§ **The task**
Repeat the material below exactly, line for line.

§ **Extracted information**
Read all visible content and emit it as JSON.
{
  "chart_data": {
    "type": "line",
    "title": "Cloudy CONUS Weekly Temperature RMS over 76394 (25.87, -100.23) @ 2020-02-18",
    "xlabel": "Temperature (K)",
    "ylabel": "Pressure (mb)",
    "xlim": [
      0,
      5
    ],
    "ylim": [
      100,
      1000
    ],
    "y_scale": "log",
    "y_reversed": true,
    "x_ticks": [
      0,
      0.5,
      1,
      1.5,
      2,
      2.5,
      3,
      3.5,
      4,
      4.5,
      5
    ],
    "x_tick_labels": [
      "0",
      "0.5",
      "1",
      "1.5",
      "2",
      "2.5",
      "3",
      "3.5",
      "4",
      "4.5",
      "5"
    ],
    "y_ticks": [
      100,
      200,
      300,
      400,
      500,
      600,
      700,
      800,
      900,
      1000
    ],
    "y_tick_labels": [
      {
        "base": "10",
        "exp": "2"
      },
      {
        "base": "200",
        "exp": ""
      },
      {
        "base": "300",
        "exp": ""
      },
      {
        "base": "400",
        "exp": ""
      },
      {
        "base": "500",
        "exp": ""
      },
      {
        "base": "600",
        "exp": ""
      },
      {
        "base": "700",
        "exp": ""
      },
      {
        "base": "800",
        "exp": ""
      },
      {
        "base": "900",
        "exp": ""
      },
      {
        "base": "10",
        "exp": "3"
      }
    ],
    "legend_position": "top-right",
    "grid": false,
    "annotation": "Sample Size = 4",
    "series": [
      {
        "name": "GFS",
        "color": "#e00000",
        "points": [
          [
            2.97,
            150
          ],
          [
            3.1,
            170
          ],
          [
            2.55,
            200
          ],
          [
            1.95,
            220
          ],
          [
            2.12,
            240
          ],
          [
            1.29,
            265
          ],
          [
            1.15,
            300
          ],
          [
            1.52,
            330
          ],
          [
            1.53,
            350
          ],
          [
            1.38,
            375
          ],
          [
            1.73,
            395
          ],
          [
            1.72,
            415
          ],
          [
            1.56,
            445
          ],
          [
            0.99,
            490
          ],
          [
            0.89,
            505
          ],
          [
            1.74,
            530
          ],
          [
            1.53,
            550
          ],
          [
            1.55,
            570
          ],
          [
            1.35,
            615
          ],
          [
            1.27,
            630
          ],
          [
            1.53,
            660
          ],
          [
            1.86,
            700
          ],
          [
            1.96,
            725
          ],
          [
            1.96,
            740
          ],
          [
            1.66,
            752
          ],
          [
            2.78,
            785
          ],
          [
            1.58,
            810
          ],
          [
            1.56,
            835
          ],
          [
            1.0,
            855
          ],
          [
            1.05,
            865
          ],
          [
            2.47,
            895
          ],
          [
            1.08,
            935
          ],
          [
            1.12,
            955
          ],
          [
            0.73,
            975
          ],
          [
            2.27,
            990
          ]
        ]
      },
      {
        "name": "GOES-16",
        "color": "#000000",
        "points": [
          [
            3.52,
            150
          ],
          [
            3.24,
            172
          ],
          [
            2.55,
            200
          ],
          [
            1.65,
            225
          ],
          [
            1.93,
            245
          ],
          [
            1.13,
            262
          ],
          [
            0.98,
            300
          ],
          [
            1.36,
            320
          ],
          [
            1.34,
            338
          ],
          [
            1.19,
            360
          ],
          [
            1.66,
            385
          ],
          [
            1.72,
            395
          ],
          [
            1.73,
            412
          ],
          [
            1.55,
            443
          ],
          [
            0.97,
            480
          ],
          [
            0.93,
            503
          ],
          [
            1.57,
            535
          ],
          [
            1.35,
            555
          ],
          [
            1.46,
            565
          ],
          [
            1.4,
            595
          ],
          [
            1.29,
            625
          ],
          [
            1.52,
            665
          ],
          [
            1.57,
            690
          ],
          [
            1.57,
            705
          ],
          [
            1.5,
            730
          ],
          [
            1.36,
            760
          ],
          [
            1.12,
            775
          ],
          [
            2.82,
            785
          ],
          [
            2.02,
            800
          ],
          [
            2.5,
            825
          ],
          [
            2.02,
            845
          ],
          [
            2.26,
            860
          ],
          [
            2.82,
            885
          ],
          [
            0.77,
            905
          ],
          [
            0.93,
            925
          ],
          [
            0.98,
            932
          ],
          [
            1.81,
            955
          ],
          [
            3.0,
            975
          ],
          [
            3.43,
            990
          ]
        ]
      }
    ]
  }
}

§ **Answer to the problem**
Read all visible content and emit it as JSON.
{
  "chart_data": {
    "type": "line",
    "title": "Cloudy CONUS Weekly Temperature RMS over 76394 (25.87, -100.23) @ 2020-02-18",
    "xlabel": "Temperature (K)",
    "ylabel": "Pressure (mb)",
    "xlim": [
      0,
      5
    ],
    "ylim": [
      100,
      1000
    ],
    "y_scale": "log",
    "y_reversed": true,
    "x_ticks": [
      0,
      0.5,
      1,
      1.5,
      2,
      2.5,
      3,
      3.5,
      4,
      4.5,
      5
    ],
    "x_tick_labels": [
      "0",
      "0.5",
      "1",
      "1.5",
      "2",
      "2.5",
      "3",
      "3.5",
      "4",
      "4.5",
      "5"
    ],
    "y_ticks": [
      100,
      200,
      300,
      400,
      500,
      600,
      700,
      800,
      900,
      1000
    ],
    "y_tick_labels": [
      {
        "base": "10",
        "exp": "2"
      },
      {
        "base": "200",
        "exp": ""
      },
      {
        "base": "300",
        "exp": ""
      },
      {
        "base": "400",
        "exp": ""
      },
      {
        "base": "500",
        "exp": ""
      },
      {
        "base": "600",
        "exp": ""
      },
      {
        "base": "700",
        "exp": ""
      },
      {
        "base": "800",
        "exp": ""
      },
      {
        "base": "900",
        "exp": ""
      },
      {
        "base": "10",
        "exp": "3"
      }
    ],
    "legend_position": "top-right",
    "grid": false,
    "annotation": "Sample Size = 4",
    "series": [
      {
        "name": "GFS",
        "color": "#e00000",
        "points": [
          [
            2.97,
            150
          ],
          [
            3.1,
            170
          ],
          [
            2.55,
            200
          ],
          [
            1.95,
            220
          ],
          [
            2.12,
            240
          ],
          [
            1.29,
            265
          ],
          [
            1.15,
            300
          ],
          [
            1.52,
            330
          ],
          [
            1.53,
            350
          ],
          [
            1.38,
            375
          ],
          [
            1.73,
            395
          ],
          [
            1.72,
            415
          ],
          [
            1.56,
            445
          ],
          [
            0.99,
            490
          ],
          [
            0.89,
            505
          ],
          [
            1.74,
            530
          ],
          [
            1.53,
            550
          ],
          [
            1.55,
            570
          ],
          [
            1.35,
            615
          ],
          [
            1.27,
            630
          ],
          [
            1.53,
            660
          ],
          [
            1.86,
            700
          ],
          [
            1.96,
            725
          ],
          [
            1.96,
            740
          ],
          [
            1.66,
            752
          ],
          [
            2.78,
            785
          ],
          [
            1.58,
            810
          ],
          [
            1.56,
            835
          ],
          [
            1.0,
            855
          ],
          [
            1.05,
            865
          ],
          [
            2.47,
            895
          ],
          [
            1.08,
            935
          ],
          [
            1.12,
            955
          ],
          [
            0.73,
            975
          ],
          [
            2.27,
            990
          ]
        ]
      },
      {
        "name": "GOES-16",
        "color": "#000000",
        "points": [
          [
            3.52,
            150
          ],
          [
            3.24,
            172
          ],
          [
            2.55,
            200
          ],
          [
            1.65,
            225
          ],
          [
            1.93,
            245
          ],
          [
            1.13,
            262
          ],
          [
            0.98,
            300
          ],
          [
            1.36,
            320
          ],
          [
            1.34,
            338
          ],
          [
            1.19,
            360
          ],
          [
            1.66,
            385
          ],
          [
            1.72,
            395
          ],
          [
            1.73,
            412
          ],
          [
            1.55,
            443
          ],
          [
            0.97,
            480
          ],
          [
            0.93,
            503
          ],
          [
            1.57,
            535
          ],
          [
            1.35,
            555
          ],
          [
            1.46,
            565
          ],
          [
            1.4,
            595
          ],
          [
            1.29,
            625
          ],
          [
            1.52,
            665
          ],
          [
            1.57,
            690
          ],
          [
            1.57,
            705
          ],
          [
            1.5,
            730
          ],
          [
            1.36,
            760
          ],
          [
            1.12,
            775
          ],
          [
            2.82,
            785
          ],
          [
            2.02,
            800
          ],
          [
            2.5,
            825
          ],
          [
            2.02,
            845
          ],
          [
            2.26,
            860
          ],
          [
            2.82,
            885
          ],
          [
            0.77,
            905
          ],
          [
            0.93,
            925
          ],
          [
            0.98,
            932
          ],
          [
            1.81,
            955
          ],
          [
            3.0,
            975
          ],
          [
            3.43,
            990
          ]
        ]
      }
    ]
  }
}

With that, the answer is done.